== Data to use

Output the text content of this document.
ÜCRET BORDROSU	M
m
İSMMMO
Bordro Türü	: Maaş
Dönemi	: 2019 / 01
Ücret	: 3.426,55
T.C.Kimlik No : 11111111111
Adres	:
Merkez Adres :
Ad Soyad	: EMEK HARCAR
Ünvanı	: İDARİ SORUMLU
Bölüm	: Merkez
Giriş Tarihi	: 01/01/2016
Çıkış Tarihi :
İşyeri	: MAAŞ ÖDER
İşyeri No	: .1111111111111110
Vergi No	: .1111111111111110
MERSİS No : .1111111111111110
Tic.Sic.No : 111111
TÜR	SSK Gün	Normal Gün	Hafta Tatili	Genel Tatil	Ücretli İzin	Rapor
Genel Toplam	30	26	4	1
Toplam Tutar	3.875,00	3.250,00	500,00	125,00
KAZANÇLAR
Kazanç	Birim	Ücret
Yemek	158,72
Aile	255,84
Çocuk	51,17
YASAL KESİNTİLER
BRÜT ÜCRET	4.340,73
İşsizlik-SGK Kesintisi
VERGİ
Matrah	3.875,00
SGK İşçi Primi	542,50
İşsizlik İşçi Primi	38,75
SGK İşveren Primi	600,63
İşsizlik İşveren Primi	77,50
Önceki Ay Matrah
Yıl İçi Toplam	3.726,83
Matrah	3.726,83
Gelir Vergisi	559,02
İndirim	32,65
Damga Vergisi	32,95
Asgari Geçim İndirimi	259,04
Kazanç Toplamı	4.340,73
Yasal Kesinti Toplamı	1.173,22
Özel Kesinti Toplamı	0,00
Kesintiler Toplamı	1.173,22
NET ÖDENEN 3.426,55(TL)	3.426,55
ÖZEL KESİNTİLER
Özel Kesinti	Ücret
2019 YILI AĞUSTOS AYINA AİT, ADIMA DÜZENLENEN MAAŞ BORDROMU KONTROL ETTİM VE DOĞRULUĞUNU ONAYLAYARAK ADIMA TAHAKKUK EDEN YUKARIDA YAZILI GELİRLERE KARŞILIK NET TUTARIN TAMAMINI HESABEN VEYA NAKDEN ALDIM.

====

» Exercise prompt
Answer with one number: how many lines in the listing hold "İşsizlik".

» Exercise answer
3